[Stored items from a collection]

....................

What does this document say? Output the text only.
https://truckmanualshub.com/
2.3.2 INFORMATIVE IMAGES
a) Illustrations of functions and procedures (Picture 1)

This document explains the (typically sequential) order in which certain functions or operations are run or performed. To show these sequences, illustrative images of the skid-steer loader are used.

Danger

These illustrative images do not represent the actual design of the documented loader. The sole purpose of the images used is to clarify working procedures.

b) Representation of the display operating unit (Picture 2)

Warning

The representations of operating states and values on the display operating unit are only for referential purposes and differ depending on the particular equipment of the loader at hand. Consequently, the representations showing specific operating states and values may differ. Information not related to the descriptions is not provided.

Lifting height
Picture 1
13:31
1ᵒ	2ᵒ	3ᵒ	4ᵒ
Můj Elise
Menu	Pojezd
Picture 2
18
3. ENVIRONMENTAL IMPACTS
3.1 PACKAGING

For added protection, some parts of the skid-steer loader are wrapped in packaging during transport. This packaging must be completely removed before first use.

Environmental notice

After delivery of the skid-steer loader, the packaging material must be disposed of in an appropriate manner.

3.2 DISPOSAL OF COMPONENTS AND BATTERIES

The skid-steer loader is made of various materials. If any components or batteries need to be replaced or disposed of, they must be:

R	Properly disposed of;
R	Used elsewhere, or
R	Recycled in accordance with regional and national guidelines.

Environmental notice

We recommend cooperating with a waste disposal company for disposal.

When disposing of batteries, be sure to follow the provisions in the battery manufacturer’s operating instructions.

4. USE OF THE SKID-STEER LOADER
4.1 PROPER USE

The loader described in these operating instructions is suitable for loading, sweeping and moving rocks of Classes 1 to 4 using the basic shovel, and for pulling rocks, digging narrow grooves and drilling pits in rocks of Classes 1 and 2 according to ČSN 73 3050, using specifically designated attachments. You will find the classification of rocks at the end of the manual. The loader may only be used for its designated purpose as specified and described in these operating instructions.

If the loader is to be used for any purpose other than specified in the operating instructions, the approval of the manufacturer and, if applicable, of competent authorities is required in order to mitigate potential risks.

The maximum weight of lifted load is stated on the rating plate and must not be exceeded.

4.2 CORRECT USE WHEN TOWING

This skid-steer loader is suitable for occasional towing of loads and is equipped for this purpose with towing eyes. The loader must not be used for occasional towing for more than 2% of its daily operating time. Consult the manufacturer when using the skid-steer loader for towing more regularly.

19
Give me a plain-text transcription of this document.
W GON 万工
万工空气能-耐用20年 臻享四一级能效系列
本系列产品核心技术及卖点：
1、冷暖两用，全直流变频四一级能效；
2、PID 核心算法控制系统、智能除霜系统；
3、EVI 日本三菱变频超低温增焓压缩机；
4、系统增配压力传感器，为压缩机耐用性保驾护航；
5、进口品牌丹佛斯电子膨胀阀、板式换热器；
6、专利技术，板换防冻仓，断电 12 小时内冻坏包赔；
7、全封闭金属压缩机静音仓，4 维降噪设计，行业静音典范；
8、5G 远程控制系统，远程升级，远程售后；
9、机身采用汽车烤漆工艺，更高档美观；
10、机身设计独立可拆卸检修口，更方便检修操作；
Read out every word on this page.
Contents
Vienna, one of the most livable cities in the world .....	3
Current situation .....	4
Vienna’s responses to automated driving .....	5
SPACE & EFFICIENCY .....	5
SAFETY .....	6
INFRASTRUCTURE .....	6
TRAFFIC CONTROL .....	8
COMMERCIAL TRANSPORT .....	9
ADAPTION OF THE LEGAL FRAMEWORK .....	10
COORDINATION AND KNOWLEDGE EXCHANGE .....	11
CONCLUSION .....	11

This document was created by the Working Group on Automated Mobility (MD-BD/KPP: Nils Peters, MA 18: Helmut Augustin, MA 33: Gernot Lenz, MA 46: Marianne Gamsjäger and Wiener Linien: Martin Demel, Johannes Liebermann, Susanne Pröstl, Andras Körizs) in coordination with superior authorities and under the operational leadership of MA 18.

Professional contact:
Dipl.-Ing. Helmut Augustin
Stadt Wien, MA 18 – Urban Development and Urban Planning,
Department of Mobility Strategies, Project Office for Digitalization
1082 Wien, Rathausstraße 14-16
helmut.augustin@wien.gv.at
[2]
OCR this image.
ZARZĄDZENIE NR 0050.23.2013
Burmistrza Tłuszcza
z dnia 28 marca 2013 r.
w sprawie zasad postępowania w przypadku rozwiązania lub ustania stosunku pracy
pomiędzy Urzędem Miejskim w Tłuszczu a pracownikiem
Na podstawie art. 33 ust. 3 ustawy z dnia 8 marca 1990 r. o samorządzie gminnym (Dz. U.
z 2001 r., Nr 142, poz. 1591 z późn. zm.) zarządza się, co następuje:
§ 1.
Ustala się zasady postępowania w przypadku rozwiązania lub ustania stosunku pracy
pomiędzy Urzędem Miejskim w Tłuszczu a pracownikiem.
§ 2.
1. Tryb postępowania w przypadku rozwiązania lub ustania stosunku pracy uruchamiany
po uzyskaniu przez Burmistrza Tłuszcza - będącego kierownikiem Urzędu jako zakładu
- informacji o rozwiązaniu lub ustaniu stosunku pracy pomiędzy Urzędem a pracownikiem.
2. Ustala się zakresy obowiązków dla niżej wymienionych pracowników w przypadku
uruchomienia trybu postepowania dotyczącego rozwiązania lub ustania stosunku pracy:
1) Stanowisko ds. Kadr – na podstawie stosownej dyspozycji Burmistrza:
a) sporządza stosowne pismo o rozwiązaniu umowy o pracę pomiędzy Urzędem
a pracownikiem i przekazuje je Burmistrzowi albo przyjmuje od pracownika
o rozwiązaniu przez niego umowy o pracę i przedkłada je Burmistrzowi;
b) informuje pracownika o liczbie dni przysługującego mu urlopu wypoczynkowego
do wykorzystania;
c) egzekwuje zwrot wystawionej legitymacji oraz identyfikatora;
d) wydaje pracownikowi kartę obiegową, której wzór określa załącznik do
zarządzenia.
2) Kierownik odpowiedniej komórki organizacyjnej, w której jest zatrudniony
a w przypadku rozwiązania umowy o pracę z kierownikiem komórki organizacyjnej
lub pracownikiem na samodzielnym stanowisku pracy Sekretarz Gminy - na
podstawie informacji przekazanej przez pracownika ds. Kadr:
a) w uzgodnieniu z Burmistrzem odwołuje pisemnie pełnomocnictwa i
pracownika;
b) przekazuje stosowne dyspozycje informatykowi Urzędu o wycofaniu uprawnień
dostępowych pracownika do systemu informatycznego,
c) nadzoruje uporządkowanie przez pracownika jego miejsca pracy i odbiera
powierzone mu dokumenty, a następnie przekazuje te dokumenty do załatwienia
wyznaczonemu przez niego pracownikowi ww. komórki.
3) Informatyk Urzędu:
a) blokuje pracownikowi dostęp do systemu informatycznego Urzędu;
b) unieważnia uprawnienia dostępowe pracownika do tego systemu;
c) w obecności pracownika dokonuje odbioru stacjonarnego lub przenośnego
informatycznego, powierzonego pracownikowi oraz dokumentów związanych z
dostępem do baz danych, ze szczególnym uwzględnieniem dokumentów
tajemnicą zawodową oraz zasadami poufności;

....................

• _Instruction_:
Take the data above and return it exactly.

• _Result_:
What does this document say? Output the text only.
https://truckmanualshub.com/
2.3.2 INFORMATIVE IMAGES
a) Illustrations of functions and procedures (Picture 1)

This document explains the (typically sequential) order in which certain functions or operations are run or performed. To show these sequences, illustrative images of the skid-steer loader are used.

Danger

These illustrative images do not represent the actual design of the documented loader. The sole purpose of the images used is to clarify working procedures.

b) Representation of the display operating unit (Picture 2)

Warning

The representations of operating states and values on the display operating unit are only for referential purposes and differ depending on the particular equipment of the loader at hand. Consequently, the representations showing specific operating states and values may differ. Information not related to the descriptions is not provided.

Lifting height
Picture 1
13:31
1ᵒ	2ᵒ	3ᵒ	4ᵒ
Můj Elise
Menu	Pojezd
Picture 2
18
3. ENVIRONMENTAL IMPACTS
3.1 PACKAGING

For added protection, some parts of the skid-steer loader are wrapped in packaging during transport. This packaging must be completely removed before first use.

Environmental notice

After delivery of the skid-steer loader, the packaging material must be disposed of in an appropriate manner.

3.2 DISPOSAL OF COMPONENTS AND BATTERIES

The skid-steer loader is made of various materials. If any components or batteries need to be replaced or disposed of, they must be:

R	Properly disposed of;
R	Used elsewhere, or
R	Recycled in accordance with regional and national guidelines.

Environmental notice

We recommend cooperating with a waste disposal company for disposal.

When disposing of batteries, be sure to follow the provisions in the battery manufacturer’s operating instructions.

4. USE OF THE SKID-STEER LOADER
4.1 PROPER USE

The loader described in these operating instructions is suitable for loading, sweeping and moving rocks of Classes 1 to 4 using the basic shovel, and for pulling rocks, digging narrow grooves and drilling pits in rocks of Classes 1 and 2 according to ČSN 73 3050, using specifically designated attachments. You will find the classification of rocks at the end of the manual. The loader may only be used for its designated purpose as specified and described in these operating instructions.

If the loader is to be used for any purpose other than specified in the operating instructions, the approval of the manufacturer and, if applicable, of competent authorities is required in order to mitigate potential risks.

The maximum weight of lifted load is stated on the rating plate and must not be exceeded.

4.2 CORRECT USE WHEN TOWING

This skid-steer loader is suitable for occasional towing of loads and is equipped for this purpose with towing eyes. The loader must not be used for occasional towing for more than 2% of its daily operating time. Consult the manufacturer when using the skid-steer loader for towing more regularly.

19
Give me a plain-text transcription of this document.
W GON 万工
万工空气能-耐用20年 臻享四一级能效系列
本系列产品核心技术及卖点：
1、冷暖两用，全直流变频四一级能效；
2、PID 核心算法控制系统、智能除霜系统；
3、EVI 日本三菱变频超低温增焓压缩机；
4、系统增配压力传感器，为压缩机耐用性保驾护航；
5、进口品牌丹佛斯电子膨胀阀、板式换热器；
6、专利技术，板换防冻仓，断电 12 小时内冻坏包赔；
7、全封闭金属压缩机静音仓，4 维降噪设计，行业静音典范；
8、5G 远程控制系统，远程升级，远程售后；
9、机身采用汽车烤漆工艺，更高档美观；
10、机身设计独立可拆卸检修口，更方便检修操作；
Read out every word on this page.
Contents
Vienna, one of the most livable cities in the world .....	3
Current situation .....	4
Vienna’s responses to automated driving .....	5
SPACE & EFFICIENCY .....	5
SAFETY .....	6
INFRASTRUCTURE .....	6
TRAFFIC CONTROL .....	8
COMMERCIAL TRANSPORT .....	9
ADAPTION OF THE LEGAL FRAMEWORK .....	10
COORDINATION AND KNOWLEDGE EXCHANGE .....	11
CONCLUSION .....	11

This document was created by the Working Group on Automated Mobility (MD-BD/KPP: Nils Peters, MA 18: Helmut Augustin, MA 33: Gernot Lenz, MA 46: Marianne Gamsjäger and Wiener Linien: Martin Demel, Johannes Liebermann, Susanne Pröstl, Andras Körizs) in coordination with superior authorities and under the operational leadership of MA 18.

Professional contact:
Dipl.-Ing. Helmut Augustin
Stadt Wien, MA 18 – Urban Development and Urban Planning,
Department of Mobility Strategies, Project Office for Digitalization
1082 Wien, Rathausstraße 14-16
helmut.augustin@wien.gv.at
[2]
OCR this image.
ZARZĄDZENIE NR 0050.23.2013
Burmistrza Tłuszcza
z dnia 28 marca 2013 r.
w sprawie zasad postępowania w przypadku rozwiązania lub ustania stosunku pracy
pomiędzy Urzędem Miejskim w Tłuszczu a pracownikiem
Na podstawie art. 33 ust. 3 ustawy z dnia 8 marca 1990 r. o samorządzie gminnym (Dz. U.
z 2001 r., Nr 142, poz. 1591 z późn. zm.) zarządza się, co następuje:
§ 1.
Ustala się zasady postępowania w przypadku rozwiązania lub ustania stosunku pracy
pomiędzy Urzędem Miejskim w Tłuszczu a pracownikiem.
§ 2.
1. Tryb postępowania w przypadku rozwiązania lub ustania stosunku pracy uruchamiany
po uzyskaniu przez Burmistrza Tłuszcza - będącego kierownikiem Urzędu jako zakładu
- informacji o rozwiązaniu lub ustaniu stosunku pracy pomiędzy Urzędem a pracownikiem.
2. Ustala się zakresy obowiązków dla niżej wymienionych pracowników w przypadku
uruchomienia trybu postepowania dotyczącego rozwiązania lub ustania stosunku pracy:
1) Stanowisko ds. Kadr – na podstawie stosownej dyspozycji Burmistrza:
a) sporządza stosowne pismo o rozwiązaniu umowy o pracę pomiędzy Urzędem
a pracownikiem i przekazuje je Burmistrzowi albo przyjmuje od pracownika
o rozwiązaniu przez niego umowy o pracę i przedkłada je Burmistrzowi;
b) informuje pracownika o liczbie dni przysługującego mu urlopu wypoczynkowego
do wykorzystania;
c) egzekwuje zwrot wystawionej legitymacji oraz identyfikatora;
d) wydaje pracownikowi kartę obiegową, której wzór określa załącznik do
zarządzenia.
2) Kierownik odpowiedniej komórki organizacyjnej, w której jest zatrudniony
a w przypadku rozwiązania umowy o pracę z kierownikiem komórki organizacyjnej
lub pracownikiem na samodzielnym stanowisku pracy Sekretarz Gminy - na
podstawie informacji przekazanej przez pracownika ds. Kadr:
a) w uzgodnieniu z Burmistrzem odwołuje pisemnie pełnomocnictwa i
pracownika;
b) przekazuje stosowne dyspozycje informatykowi Urzędu o wycofaniu uprawnień
dostępowych pracownika do systemu informatycznego,
c) nadzoruje uporządkowanie przez pracownika jego miejsca pracy i odbiera
powierzone mu dokumenty, a następnie przekazuje te dokumenty do załatwienia
wyznaczonemu przez niego pracownikowi ww. komórki.
3) Informatyk Urzędu:
a) blokuje pracownikowi dostęp do systemu informatycznego Urzędu;
b) unieważnia uprawnienia dostępowe pracownika do tego systemu;
c) w obecności pracownika dokonuje odbioru stacjonarnego lub przenośnego
informatycznego, powierzonego pracownikowi oraz dokumentów związanych z
dostępem do baz danych, ze szczególnym uwzględnieniem dokumentów
tajemnicą zawodową oraz zasadami poufności;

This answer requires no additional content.